What you should do
Format every line of the entries below as a Markdown table with the columns Idx and Line, numbering the rows in sequence and skipping blank lines. Leave the pictures out of the table.

Records shown
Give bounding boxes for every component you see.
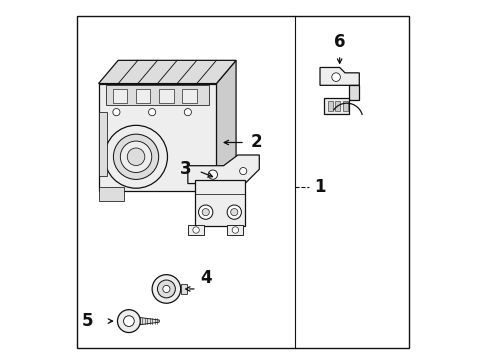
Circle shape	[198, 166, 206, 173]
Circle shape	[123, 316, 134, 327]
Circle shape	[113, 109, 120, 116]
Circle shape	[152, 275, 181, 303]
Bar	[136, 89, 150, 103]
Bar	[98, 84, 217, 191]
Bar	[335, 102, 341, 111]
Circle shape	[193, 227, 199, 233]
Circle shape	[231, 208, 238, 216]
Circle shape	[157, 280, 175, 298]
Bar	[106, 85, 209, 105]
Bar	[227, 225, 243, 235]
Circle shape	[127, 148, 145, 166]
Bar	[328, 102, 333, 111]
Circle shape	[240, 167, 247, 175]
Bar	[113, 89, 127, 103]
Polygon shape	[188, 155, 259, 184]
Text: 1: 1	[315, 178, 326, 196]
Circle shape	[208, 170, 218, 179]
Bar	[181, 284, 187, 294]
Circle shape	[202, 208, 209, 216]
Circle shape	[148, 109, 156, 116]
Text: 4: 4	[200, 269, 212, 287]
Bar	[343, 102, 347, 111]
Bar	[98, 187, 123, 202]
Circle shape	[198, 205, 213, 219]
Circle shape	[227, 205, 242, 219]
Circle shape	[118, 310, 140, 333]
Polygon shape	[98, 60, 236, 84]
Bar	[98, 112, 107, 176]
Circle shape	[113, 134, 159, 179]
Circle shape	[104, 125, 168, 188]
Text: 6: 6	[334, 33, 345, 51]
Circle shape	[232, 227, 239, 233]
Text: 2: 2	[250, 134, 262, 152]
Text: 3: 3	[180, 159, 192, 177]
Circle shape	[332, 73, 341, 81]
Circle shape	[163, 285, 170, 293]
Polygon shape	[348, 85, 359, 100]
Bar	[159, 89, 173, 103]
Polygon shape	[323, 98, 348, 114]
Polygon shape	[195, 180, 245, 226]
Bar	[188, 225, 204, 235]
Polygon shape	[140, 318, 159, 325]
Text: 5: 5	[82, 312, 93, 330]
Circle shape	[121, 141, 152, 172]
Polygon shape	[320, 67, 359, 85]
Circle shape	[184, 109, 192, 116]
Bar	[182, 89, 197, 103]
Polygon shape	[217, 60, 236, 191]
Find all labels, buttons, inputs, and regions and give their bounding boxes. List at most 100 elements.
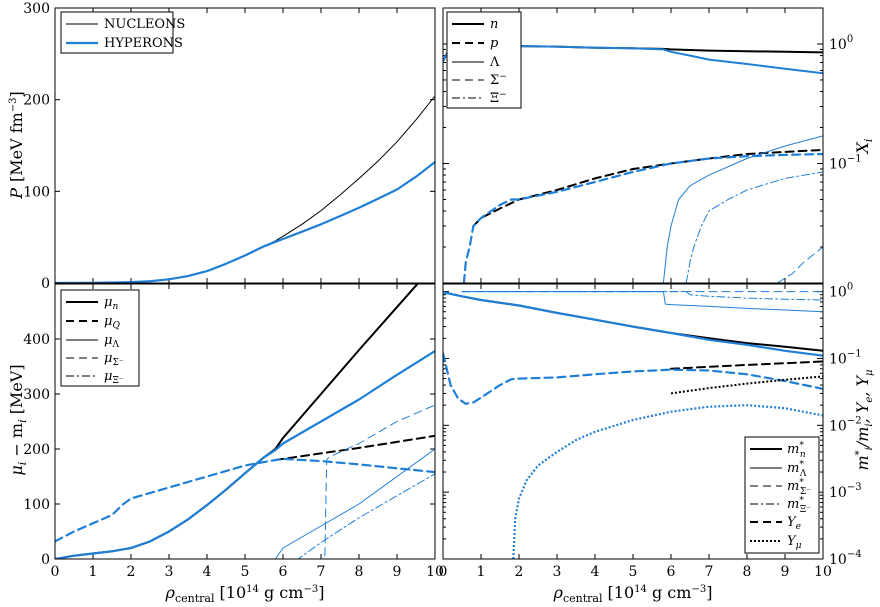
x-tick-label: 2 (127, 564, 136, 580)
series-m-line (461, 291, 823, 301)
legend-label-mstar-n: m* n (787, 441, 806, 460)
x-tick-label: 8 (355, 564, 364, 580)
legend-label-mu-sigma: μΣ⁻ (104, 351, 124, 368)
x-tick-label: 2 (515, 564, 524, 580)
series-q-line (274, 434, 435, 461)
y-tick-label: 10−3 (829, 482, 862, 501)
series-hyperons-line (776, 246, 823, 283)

Output for this exercise
| Idx | Line |
|---|---|
| 1 | Give bounding boxes for every component you see. |
| 2 | Circle shape	[198, 166, 206, 173] |
| 3 | Circle shape	[123, 316, 134, 327] |
| 4 | Circle shape	[113, 109, 120, 116] |
| 5 | Circle shape	[152, 275, 181, 303] |
| 6 | Bar	[136, 89, 150, 103] |
| 7 | Bar	[98, 84, 217, 191] |
| 8 | Bar	[335, 102, 341, 111] |
| 9 | Circle shape	[193, 227, 199, 233] |
| 10 | Circle shape	[231, 208, 238, 216] |
| 11 | Circle shape	[157, 280, 175, 298] |
| 12 | Bar	[106, 85, 209, 105] |
| 13 | Bar	[227, 225, 243, 235] |
| 14 | Circle shape	[127, 148, 145, 166] |
| 15 | Bar	[328, 102, 333, 111] |
| 16 | Circle shape	[240, 167, 247, 175] |
| 17 | Bar	[113, 89, 127, 103] |
| 18 | Polygon shape	[188, 155, 259, 184] |
| 19 | Text: 1: 1	[315, 178, 326, 196] |
| 20 | Circle shape	[208, 170, 218, 179] |
| 21 | Bar	[181, 284, 187, 294] |
| 22 | Circle shape	[202, 208, 209, 216] |
| 23 | Circle shape	[148, 109, 156, 116] |
| 24 | Text: 4: 4	[200, 269, 212, 287] |
| 25 | Bar	[343, 102, 347, 111] |
| 26 | Bar	[98, 187, 123, 202] |
| 27 | Circle shape	[198, 205, 213, 219] |
| 28 | Circle shape	[227, 205, 242, 219] |
| 29 | Circle shape	[118, 310, 140, 333] |
| 30 | Polygon shape	[98, 60, 236, 84] |
| 31 | Bar	[98, 112, 107, 176] |
| 32 | Circle shape	[113, 134, 159, 179] |
| 33 | Circle shape	[104, 125, 168, 188] |
| 34 | Text: 6: 6	[334, 33, 345, 51] |
| 35 | Circle shape	[232, 227, 239, 233] |
| 36 | Text: 2: 2	[250, 134, 262, 152] |
| 37 | Text: 3: 3	[180, 159, 192, 177] |
| 38 | Circle shape	[332, 73, 341, 81] |
| 39 | Circle shape	[163, 285, 170, 293] |
| 40 | Polygon shape	[348, 85, 359, 100] |
| 41 | Bar	[159, 89, 173, 103] |
| 42 | Polygon shape	[323, 98, 348, 114] |
| 43 | Polygon shape	[195, 180, 245, 226] |
| 44 | Bar	[188, 225, 204, 235] |
| 45 | Polygon shape	[140, 318, 159, 325] |
| 46 | Text: 5: 5	[82, 312, 93, 330] |
| 47 | Circle shape	[121, 141, 152, 172] |
| 48 | Polygon shape	[320, 67, 359, 85] |
| 49 | Circle shape	[184, 109, 192, 116] |
| 50 | Bar	[182, 89, 197, 103] |
| 51 | Polygon shape	[217, 60, 236, 191] |
| 52 | Find all labels, buttons, inputs, and regions and give their bounding boxes. List at most 100 elements. |
| 53 | x-tick-label: 2 (127, 564, 136, 580) |
| 54 | series-m-line (461, 291, 823, 301) |
| 55 | legend-label-mstar-n: m* n (787, 441, 806, 460) |
| 56 | x-tick-label: 8 (355, 564, 364, 580) |
| 57 | legend-label-mu-sigma: μΣ⁻ (104, 351, 124, 368) |
| 58 | x-tick-label: 2 (515, 564, 524, 580) |
| 59 | series-q-line (274, 434, 435, 461) |
| 60 | y-tick-label: 10−3 (829, 482, 862, 501) |
| 61 | series-hyperons-line (776, 246, 823, 283) |